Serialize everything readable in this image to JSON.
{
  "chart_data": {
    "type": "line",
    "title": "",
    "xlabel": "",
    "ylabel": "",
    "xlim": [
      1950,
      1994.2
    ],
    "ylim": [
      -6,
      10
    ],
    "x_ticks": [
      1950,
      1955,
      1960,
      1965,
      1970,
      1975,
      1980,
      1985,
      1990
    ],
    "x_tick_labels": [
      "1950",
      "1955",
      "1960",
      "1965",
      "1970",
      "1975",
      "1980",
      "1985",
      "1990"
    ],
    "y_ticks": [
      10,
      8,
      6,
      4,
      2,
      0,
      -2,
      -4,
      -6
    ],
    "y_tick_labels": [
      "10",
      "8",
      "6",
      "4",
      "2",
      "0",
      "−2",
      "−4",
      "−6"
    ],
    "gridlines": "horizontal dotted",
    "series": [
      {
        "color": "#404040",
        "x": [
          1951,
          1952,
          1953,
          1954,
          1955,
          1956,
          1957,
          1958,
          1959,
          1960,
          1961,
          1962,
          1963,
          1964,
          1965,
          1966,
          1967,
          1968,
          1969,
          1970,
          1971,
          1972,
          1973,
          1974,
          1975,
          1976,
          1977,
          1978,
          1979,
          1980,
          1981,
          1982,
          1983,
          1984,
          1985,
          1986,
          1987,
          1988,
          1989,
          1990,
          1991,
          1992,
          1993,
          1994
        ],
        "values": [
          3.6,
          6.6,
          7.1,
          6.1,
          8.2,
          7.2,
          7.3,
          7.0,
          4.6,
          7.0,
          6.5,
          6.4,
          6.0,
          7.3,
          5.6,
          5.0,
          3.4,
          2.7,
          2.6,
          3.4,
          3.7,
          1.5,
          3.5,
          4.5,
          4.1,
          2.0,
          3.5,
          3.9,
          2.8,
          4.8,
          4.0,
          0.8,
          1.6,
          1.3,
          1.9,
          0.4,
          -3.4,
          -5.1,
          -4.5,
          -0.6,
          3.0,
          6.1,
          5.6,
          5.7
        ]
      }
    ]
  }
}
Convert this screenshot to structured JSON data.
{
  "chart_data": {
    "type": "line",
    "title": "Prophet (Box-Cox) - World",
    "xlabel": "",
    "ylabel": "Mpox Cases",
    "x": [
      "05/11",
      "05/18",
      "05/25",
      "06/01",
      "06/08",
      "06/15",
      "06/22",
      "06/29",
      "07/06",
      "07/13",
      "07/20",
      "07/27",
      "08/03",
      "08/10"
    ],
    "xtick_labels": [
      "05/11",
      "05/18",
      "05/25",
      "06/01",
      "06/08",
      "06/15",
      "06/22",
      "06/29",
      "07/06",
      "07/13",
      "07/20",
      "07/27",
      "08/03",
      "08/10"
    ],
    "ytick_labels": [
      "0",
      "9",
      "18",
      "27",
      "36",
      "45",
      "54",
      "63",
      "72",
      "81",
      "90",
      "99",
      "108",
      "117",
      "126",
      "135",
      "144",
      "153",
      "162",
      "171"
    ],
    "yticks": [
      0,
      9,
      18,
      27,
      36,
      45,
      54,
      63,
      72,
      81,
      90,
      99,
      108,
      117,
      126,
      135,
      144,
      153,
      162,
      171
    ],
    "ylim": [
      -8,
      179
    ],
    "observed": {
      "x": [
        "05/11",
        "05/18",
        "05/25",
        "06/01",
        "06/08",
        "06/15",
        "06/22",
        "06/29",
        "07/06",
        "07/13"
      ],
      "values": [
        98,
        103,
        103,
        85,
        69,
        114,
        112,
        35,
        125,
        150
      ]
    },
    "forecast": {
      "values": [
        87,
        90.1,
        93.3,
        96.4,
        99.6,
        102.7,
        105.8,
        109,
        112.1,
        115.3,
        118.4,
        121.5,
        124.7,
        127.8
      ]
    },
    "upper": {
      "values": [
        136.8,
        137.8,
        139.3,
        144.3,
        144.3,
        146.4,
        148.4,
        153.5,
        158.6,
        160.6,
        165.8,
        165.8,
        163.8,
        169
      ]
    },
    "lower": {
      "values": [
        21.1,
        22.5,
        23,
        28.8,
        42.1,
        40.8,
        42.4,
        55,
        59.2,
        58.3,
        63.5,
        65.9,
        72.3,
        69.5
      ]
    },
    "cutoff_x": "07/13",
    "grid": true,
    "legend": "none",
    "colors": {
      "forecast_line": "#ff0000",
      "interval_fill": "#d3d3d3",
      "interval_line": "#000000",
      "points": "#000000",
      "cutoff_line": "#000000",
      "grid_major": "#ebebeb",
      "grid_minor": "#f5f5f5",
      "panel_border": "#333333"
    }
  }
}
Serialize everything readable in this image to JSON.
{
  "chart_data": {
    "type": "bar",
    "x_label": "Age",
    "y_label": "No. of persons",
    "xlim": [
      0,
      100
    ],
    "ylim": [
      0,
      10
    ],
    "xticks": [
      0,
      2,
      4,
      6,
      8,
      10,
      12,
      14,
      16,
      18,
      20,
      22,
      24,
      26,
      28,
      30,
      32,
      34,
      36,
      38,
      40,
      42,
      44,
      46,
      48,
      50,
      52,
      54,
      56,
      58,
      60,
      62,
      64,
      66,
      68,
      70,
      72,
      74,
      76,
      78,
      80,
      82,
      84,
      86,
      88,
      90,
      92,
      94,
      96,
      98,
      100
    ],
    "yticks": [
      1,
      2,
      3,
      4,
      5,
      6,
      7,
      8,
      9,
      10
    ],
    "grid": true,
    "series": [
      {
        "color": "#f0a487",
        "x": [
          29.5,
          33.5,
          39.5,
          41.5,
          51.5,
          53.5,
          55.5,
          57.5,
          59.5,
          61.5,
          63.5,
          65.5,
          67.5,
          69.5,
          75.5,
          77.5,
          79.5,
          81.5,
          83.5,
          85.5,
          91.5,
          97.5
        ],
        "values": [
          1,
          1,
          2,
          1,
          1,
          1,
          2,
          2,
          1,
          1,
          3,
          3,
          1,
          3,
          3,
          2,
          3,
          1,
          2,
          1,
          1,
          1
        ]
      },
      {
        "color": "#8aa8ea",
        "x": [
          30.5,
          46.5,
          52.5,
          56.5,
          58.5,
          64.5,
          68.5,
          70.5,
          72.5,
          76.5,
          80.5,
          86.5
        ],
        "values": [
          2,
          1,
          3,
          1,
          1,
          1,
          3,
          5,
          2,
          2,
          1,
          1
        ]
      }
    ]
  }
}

⁂

[Exercise brief]:
Reproduce the records word for word.

[Solved problem]:
Serialize everything readable in this image to JSON.
{
  "chart_data": {
    "type": "line",
    "title": "",
    "xlabel": "",
    "ylabel": "",
    "xlim": [
      1950,
      1994.2
    ],
    "ylim": [
      -6,
      10
    ],
    "x_ticks": [
      1950,
      1955,
      1960,
      1965,
      1970,
      1975,
      1980,
      1985,
      1990
    ],
    "x_tick_labels": [
      "1950",
      "1955",
      "1960",
      "1965",
      "1970",
      "1975",
      "1980",
      "1985",
      "1990"
    ],
    "y_ticks": [
      10,
      8,
      6,
      4,
      2,
      0,
      -2,
      -4,
      -6
    ],
    "y_tick_labels": [
      "10",
      "8",
      "6",
      "4",
      "2",
      "0",
      "−2",
      "−4",
      "−6"
    ],
    "gridlines": "horizontal dotted",
    "series": [
      {
        "color": "#404040",
        "x": [
          1951,
          1952,
          1953,
          1954,
          1955,
          1956,
          1957,
          1958,
          1959,
          1960,
          1961,
          1962,
          1963,
          1964,
          1965,
          1966,
          1967,
          1968,
          1969,
          1970,
          1971,
          1972,
          1973,
          1974,
          1975,
          1976,
          1977,
          1978,
          1979,
          1980,
          1981,
          1982,
          1983,
          1984,
          1985,
          1986,
          1987,
          1988,
          1989,
          1990,
          1991,
          1992,
          1993,
          1994
        ],
        "values": [
          3.6,
          6.6,
          7.1,
          6.1,
          8.2,
          7.2,
          7.3,
          7.0,
          4.6,
          7.0,
          6.5,
          6.4,
          6.0,
          7.3,
          5.6,
          5.0,
          3.4,
          2.7,
          2.6,
          3.4,
          3.7,
          1.5,
          3.5,
          4.5,
          4.1,
          2.0,
          3.5,
          3.9,
          2.8,
          4.8,
          4.0,
          0.8,
          1.6,
          1.3,
          1.9,
          0.4,
          -3.4,
          -5.1,
          -4.5,
          -0.6,
          3.0,
          6.1,
          5.6,
          5.7
        ]
      }
    ]
  }
}
Convert this screenshot to structured JSON data.
{
  "chart_data": {
    "type": "line",
    "title": "Prophet (Box-Cox) - World",
    "xlabel": "",
    "ylabel": "Mpox Cases",
    "x": [
      "05/11",
      "05/18",
      "05/25",
      "06/01",
      "06/08",
      "06/15",
      "06/22",
      "06/29",
      "07/06",
      "07/13",
      "07/20",
      "07/27",
      "08/03",
      "08/10"
    ],
    "xtick_labels": [
      "05/11",
      "05/18",
      "05/25",
      "06/01",
      "06/08",
      "06/15",
      "06/22",
      "06/29",
      "07/06",
      "07/13",
      "07/20",
      "07/27",
      "08/03",
      "08/10"
    ],
    "ytick_labels": [
      "0",
      "9",
      "18",
      "27",
      "36",
      "45",
      "54",
      "63",
      "72",
      "81",
      "90",
      "99",
      "108",
      "117",
      "126",
      "135",
      "144",
      "153",
      "162",
      "171"
    ],
    "yticks": [
      0,
      9,
      18,
      27,
      36,
      45,
      54,
      63,
      72,
      81,
      90,
      99,
      108,
      117,
      126,
      135,
      144,
      153,
      162,
      171
    ],
    "ylim": [
      -8,
      179
    ],
    "observed": {
      "x": [
        "05/11",
        "05/18",
        "05/25",
        "06/01",
        "06/08",
        "06/15",
        "06/22",
        "06/29",
        "07/06",
        "07/13"
      ],
      "values": [
        98,
        103,
        103,
        85,
        69,
        114,
        112,
        35,
        125,
        150
      ]
    },
    "forecast": {
      "values": [
        87,
        90.1,
        93.3,
        96.4,
        99.6,
        102.7,
        105.8,
        109,
        112.1,
        115.3,
        118.4,
        121.5,
        124.7,
        127.8
      ]
    },
    "upper": {
      "values": [
        136.8,
        137.8,
        139.3,
        144.3,
        144.3,
        146.4,
        148.4,
        153.5,
        158.6,
        160.6,
        165.8,
        165.8,
        163.8,
        169
      ]
    },
    "lower": {
      "values": [
        21.1,
        22.5,
        23,
        28.8,
        42.1,
        40.8,
        42.4,
        55,
        59.2,
        58.3,
        63.5,
        65.9,
        72.3,
        69.5
      ]
    },
    "cutoff_x": "07/13",
    "grid": true,
    "legend": "none",
    "colors": {
      "forecast_line": "#ff0000",
      "interval_fill": "#d3d3d3",
      "interval_line": "#000000",
      "points": "#000000",
      "cutoff_line": "#000000",
      "grid_major": "#ebebeb",
      "grid_minor": "#f5f5f5",
      "panel_border": "#333333"
    }
  }
}
Serialize everything readable in this image to JSON.
{
  "chart_data": {
    "type": "bar",
    "x_label": "Age",
    "y_label": "No. of persons",
    "xlim": [
      0,
      100
    ],
    "ylim": [
      0,
      10
    ],
    "xticks": [
      0,
      2,
      4,
      6,
      8,
      10,
      12,
      14,
      16,
      18,
      20,
      22,
      24,
      26,
      28,
      30,
      32,
      34,
      36,
      38,
      40,
      42,
      44,
      46,
      48,
      50,
      52,
      54,
      56,
      58,
      60,
      62,
      64,
      66,
      68,
      70,
      72,
      74,
      76,
      78,
      80,
      82,
      84,
      86,
      88,
      90,
      92,
      94,
      96,
      98,
      100
    ],
    "yticks": [
      1,
      2,
      3,
      4,
      5,
      6,
      7,
      8,
      9,
      10
    ],
    "grid": true,
    "series": [
      {
        "color": "#f0a487",
        "x": [
          29.5,
          33.5,
          39.5,
          41.5,
          51.5,
          53.5,
          55.5,
          57.5,
          59.5,
          61.5,
          63.5,
          65.5,
          67.5,
          69.5,
          75.5,
          77.5,
          79.5,
          81.5,
          83.5,
          85.5,
          91.5,
          97.5
        ],
        "values": [
          1,
          1,
          2,
          1,
          1,
          1,
          2,
          2,
          1,
          1,
          3,
          3,
          1,
          3,
          3,
          2,
          3,
          1,
          2,
          1,
          1,
          1
        ]
      },
      {
        "color": "#8aa8ea",
        "x": [
          30.5,
          46.5,
          52.5,
          56.5,
          58.5,
          64.5,
          68.5,
          70.5,
          72.5,
          76.5,
          80.5,
          86.5
        ],
        "values": [
          2,
          1,
          3,
          1,
          1,
          1,
          3,
          5,
          2,
          2,
          1,
          1
        ]
      }
    ]
  }
}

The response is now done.